Check every line of the data below for the string "page", and copy the ones that hold it.

----

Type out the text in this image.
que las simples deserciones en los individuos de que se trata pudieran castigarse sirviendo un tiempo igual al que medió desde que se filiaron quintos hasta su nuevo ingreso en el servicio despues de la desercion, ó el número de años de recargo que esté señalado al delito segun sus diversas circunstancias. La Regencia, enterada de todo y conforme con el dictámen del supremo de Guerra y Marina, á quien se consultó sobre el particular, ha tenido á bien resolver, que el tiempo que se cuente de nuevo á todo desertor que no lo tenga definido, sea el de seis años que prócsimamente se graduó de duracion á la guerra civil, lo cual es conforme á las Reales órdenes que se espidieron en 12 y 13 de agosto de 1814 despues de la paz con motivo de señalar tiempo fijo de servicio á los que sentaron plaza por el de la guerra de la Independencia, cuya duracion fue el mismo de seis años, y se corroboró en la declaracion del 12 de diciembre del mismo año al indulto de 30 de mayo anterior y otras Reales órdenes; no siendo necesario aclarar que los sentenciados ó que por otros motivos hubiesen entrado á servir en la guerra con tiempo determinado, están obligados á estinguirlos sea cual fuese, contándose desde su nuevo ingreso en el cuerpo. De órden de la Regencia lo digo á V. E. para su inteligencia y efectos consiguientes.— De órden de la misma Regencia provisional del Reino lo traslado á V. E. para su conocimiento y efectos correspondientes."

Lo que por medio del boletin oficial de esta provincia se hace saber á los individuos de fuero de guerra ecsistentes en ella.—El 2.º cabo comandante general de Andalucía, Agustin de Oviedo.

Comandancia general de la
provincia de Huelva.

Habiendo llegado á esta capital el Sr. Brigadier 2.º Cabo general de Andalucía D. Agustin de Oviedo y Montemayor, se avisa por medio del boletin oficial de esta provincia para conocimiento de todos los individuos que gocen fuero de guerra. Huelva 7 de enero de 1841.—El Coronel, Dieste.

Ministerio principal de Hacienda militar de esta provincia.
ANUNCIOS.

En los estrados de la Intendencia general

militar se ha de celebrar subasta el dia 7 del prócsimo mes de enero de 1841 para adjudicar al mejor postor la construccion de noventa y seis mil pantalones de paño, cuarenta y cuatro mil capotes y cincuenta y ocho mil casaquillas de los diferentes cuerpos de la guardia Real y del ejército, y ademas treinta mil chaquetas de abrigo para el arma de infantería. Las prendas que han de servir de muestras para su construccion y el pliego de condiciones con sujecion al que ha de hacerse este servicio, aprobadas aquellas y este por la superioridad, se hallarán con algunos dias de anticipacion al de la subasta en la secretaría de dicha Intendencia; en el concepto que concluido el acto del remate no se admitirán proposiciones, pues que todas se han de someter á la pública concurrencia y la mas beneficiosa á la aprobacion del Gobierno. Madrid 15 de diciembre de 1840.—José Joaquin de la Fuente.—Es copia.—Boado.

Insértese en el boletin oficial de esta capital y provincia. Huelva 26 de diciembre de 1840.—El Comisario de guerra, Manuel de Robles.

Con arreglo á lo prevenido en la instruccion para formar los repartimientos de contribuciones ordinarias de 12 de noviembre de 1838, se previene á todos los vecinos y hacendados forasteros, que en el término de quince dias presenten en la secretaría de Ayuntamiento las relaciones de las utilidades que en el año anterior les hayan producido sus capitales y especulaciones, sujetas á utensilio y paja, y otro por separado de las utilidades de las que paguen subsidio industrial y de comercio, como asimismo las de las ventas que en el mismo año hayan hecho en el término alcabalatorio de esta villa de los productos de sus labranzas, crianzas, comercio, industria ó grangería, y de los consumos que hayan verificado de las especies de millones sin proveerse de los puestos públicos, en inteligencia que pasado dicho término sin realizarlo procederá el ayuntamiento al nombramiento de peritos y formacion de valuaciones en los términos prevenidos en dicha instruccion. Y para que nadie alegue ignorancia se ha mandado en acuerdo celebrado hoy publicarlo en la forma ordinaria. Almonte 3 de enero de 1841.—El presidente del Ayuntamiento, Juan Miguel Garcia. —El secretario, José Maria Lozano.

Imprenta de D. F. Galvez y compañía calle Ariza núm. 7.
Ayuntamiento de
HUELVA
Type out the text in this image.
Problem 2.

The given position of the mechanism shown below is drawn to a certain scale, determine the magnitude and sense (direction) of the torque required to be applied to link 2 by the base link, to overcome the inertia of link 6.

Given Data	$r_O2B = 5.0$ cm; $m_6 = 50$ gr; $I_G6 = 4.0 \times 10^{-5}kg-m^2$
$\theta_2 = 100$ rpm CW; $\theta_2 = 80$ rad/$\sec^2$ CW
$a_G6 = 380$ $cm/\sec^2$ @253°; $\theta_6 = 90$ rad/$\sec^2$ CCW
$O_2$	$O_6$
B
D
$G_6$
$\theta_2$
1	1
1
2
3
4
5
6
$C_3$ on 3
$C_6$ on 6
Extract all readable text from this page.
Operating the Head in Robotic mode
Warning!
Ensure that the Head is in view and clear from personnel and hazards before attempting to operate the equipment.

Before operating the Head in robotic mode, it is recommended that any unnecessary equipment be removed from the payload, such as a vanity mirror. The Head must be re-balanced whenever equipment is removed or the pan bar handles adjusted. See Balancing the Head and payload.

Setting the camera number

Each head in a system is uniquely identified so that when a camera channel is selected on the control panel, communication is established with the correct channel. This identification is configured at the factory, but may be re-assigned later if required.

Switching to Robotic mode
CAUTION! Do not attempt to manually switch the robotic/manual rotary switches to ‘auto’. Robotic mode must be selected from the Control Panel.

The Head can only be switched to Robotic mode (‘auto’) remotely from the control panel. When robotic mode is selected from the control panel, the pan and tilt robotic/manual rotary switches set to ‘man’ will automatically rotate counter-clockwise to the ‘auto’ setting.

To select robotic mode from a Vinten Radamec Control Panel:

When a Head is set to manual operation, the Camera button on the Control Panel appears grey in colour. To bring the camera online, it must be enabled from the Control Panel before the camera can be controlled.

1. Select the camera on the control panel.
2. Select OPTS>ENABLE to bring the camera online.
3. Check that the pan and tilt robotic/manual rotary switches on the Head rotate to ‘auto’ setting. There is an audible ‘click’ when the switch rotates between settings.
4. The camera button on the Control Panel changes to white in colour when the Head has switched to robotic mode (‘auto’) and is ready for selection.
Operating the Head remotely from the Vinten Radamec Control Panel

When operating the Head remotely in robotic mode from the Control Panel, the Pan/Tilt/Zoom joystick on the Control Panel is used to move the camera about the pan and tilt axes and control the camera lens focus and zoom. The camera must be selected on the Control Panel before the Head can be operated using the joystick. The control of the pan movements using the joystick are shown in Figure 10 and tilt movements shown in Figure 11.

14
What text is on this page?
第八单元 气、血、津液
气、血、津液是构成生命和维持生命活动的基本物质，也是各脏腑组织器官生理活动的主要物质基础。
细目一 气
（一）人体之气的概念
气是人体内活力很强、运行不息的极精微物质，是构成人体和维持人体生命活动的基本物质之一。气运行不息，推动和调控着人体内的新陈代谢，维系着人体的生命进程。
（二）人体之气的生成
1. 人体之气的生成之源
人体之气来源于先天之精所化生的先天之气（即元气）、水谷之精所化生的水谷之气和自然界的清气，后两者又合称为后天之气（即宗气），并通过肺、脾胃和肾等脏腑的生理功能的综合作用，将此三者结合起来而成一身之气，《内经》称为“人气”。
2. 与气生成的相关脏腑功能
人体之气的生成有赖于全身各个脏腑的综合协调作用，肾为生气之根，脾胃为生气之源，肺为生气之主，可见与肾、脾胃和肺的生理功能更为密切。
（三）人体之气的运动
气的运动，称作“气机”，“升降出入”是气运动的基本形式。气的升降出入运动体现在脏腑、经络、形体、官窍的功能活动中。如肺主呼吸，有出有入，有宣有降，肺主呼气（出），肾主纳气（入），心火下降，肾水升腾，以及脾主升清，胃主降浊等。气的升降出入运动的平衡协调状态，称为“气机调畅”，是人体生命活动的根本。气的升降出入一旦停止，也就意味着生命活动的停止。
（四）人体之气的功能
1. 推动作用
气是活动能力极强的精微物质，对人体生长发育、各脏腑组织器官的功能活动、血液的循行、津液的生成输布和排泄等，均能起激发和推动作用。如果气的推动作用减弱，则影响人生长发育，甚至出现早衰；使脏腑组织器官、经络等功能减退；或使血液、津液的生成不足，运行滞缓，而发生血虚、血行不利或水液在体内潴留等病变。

----

■ **Task response**
Extract all readable text from this page.
What text is on this page?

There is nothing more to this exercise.